[EXERCISE TASKS]
A - Decide whether each statement below agrees with the article on the Denver Nuggets. For each, answer yes or no and quote the deciding words of the article.
(i) The Nuggets hold the third seed.
(ii) According to the article, the Nuggets have the complete answer for LeBron and AD.
(iii) Jokic and Murray are described as part of the bench unit.
B - Reproduce the records verbatim from their first line up to and including the line with "right-fod-absent-point [402,285,413,297]".

Are The Denver Nuggets a Real Threat In The West?

Everyone seems to be infatuated with the possibility of a Clippers vs. Lakers Western Conference Finals, to the point where the third-seeded Denver Nuggets seem to be completely overlooked. This team is STACKED all things considered. Jokic and Murray comprise a deadly starting line-up, and up and coming players like Michael Porter Jr. and Bol Bol are both surprisingly sturdy in their play as well. Combine this with a perfectly crafted bench unit as well as key role players, and you have a team that could very well take down either one of the two LA teams. What’s even more appealing is that this team is built for the future, and can become a powerhouse in the Western Conference if they simply hold onto their assets they have, and continue to develop the young players they have right now as well. Yes, they might not have the complete answer for LeBron and AD, and may have not figured out the complete puzzle of Kawhi and PG, but this team has the resources necessary to piece it all together. And the best part is that even if they don’t find winning ways now, they can easily find it a few years from now, when the LA teams start to see players past their primes. Watch out for this Nuggets team to shock a lot of people now, and establish themselves for the future.

What’s Wrong With The 76ers?

[SUPPLIED DATA]
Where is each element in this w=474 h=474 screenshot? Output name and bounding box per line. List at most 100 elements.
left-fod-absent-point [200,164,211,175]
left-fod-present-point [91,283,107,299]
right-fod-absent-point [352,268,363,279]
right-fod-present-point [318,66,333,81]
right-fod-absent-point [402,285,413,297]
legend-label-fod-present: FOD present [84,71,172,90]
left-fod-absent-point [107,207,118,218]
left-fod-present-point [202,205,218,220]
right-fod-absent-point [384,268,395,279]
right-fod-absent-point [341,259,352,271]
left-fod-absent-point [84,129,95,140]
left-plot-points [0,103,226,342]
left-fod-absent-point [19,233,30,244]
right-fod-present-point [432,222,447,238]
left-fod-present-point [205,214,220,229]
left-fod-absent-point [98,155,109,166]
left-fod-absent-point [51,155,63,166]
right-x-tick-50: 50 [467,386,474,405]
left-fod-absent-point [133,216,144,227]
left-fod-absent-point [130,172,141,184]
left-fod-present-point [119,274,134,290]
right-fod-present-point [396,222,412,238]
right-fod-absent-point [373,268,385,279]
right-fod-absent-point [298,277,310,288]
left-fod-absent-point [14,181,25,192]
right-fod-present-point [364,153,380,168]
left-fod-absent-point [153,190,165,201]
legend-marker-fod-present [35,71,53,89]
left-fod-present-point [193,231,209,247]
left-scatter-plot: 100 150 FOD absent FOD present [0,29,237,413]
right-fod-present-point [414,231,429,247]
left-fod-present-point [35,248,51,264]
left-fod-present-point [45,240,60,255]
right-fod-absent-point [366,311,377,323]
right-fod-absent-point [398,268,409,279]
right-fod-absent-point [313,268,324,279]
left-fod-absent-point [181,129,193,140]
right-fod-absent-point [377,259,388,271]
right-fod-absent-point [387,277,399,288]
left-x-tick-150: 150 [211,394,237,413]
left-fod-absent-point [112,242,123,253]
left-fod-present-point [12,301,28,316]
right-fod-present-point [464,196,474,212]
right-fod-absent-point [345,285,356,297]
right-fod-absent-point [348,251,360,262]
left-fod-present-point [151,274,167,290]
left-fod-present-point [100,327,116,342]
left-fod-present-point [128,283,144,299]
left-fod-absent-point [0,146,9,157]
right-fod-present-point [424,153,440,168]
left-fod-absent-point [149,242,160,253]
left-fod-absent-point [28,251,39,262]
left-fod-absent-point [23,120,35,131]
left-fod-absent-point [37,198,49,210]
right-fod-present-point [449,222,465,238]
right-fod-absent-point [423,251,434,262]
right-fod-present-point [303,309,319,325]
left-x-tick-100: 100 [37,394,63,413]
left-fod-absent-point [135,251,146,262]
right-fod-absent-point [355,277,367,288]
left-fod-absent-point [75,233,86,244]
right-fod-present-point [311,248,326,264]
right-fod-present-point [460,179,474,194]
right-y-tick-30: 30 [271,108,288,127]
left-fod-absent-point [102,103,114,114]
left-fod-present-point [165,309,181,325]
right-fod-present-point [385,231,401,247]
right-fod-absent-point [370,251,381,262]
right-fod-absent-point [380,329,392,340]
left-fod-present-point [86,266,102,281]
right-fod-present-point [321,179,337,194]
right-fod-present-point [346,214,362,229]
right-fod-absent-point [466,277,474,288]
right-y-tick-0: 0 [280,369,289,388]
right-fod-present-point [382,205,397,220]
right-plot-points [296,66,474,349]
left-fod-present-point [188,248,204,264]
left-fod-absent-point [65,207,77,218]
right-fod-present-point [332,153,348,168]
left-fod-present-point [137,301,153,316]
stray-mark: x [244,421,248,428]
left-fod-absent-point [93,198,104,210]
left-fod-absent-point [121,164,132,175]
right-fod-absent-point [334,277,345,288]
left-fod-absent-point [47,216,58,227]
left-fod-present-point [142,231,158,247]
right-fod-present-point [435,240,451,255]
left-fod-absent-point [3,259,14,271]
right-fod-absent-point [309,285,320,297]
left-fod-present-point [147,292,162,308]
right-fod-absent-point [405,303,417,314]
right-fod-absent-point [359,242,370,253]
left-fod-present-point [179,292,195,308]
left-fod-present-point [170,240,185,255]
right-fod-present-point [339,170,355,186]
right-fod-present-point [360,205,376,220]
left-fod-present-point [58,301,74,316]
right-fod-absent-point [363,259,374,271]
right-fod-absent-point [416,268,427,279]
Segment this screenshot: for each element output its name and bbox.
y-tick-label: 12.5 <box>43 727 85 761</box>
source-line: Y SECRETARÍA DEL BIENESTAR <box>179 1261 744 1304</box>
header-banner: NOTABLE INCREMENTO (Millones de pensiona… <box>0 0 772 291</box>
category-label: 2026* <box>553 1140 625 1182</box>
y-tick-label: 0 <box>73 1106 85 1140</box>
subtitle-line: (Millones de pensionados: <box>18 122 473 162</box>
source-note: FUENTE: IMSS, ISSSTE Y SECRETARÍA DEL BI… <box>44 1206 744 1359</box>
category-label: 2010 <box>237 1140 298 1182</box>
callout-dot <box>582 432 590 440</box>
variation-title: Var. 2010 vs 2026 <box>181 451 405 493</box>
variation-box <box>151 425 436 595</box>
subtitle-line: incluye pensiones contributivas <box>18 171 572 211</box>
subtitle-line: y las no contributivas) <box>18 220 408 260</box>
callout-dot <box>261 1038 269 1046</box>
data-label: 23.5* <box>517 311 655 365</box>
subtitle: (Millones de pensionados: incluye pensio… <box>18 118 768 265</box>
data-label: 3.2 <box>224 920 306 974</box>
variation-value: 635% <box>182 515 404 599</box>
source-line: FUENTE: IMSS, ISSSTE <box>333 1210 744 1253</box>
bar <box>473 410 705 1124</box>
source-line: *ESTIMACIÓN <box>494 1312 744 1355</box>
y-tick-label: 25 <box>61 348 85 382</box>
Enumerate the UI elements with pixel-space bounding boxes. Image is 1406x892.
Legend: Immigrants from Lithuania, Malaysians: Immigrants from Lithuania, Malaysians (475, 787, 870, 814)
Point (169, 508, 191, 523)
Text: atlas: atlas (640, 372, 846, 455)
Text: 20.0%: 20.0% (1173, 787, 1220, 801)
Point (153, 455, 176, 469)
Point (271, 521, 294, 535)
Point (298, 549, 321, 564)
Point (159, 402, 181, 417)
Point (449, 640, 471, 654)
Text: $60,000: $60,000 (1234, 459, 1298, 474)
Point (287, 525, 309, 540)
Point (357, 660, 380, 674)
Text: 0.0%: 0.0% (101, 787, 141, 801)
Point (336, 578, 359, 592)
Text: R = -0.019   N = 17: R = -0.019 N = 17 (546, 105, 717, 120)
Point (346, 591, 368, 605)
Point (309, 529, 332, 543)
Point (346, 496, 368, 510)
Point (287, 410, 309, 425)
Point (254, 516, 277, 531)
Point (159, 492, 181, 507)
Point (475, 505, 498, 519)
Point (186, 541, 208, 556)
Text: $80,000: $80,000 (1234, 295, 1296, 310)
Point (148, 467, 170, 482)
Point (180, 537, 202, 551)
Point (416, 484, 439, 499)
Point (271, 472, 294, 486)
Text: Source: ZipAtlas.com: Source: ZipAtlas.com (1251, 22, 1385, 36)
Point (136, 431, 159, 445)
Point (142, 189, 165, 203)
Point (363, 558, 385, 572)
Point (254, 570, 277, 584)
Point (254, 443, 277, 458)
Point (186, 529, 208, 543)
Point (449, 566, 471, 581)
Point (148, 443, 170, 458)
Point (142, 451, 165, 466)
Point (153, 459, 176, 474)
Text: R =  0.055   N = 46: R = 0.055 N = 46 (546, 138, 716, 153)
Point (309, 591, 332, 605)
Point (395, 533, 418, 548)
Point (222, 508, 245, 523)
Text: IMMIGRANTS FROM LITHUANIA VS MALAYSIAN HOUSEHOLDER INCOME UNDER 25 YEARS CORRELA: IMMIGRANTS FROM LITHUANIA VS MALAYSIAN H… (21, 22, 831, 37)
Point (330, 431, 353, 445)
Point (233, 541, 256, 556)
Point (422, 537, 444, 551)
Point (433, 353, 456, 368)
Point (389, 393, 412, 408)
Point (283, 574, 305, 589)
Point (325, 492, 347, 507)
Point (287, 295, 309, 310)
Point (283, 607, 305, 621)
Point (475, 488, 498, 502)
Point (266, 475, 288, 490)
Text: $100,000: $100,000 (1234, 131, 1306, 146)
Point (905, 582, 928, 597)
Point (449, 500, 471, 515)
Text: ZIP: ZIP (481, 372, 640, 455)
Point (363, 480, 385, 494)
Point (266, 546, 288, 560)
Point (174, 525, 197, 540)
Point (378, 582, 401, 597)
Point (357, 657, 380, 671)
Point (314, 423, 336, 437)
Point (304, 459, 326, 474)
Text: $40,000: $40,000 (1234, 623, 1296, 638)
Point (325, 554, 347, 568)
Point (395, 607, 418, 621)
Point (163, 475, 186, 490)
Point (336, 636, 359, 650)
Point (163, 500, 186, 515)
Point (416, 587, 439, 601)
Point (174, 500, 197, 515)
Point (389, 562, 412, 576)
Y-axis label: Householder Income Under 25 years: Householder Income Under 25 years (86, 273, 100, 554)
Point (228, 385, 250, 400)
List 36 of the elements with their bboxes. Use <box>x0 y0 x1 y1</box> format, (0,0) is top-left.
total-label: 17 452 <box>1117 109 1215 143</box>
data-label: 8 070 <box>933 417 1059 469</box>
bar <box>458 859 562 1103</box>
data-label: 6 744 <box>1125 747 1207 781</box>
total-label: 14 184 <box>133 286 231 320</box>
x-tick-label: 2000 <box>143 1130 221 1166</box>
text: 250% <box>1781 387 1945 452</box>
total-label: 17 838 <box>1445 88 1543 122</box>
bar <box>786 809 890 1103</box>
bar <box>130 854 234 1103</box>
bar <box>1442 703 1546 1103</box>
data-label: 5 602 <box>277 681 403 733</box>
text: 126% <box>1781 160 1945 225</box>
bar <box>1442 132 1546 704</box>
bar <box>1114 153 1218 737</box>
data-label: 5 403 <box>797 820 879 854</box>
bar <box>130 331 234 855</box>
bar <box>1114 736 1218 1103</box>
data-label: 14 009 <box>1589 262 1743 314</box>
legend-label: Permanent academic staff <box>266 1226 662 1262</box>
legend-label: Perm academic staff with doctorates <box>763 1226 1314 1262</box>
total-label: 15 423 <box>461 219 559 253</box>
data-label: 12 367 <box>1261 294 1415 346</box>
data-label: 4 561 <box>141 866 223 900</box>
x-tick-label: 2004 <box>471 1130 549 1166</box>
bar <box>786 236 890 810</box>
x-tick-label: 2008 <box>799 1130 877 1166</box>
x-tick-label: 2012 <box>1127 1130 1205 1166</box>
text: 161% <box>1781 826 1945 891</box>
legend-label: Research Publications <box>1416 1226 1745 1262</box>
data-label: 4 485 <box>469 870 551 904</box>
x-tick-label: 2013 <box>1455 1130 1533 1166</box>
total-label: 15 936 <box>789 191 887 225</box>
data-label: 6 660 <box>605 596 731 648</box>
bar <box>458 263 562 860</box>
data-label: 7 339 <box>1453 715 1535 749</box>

[OUTPUTS]
A -
(i) Yes: "the third-seeded Denver Nuggets"
(ii) No: "they might not have the complete answer for LeBron and AD"
(iii) No: "Jokic and Murray comprise a deadly starting line-up"

B -
Where is each element in this w=474 h=474 screenshot? Output name and bounding box per line. List at most 100 elements.
left-fod-absent-point [200,164,211,175]
left-fod-present-point [91,283,107,299]
right-fod-absent-point [352,268,363,279]
right-fod-present-point [318,66,333,81]
right-fod-absent-point [402,285,413,297]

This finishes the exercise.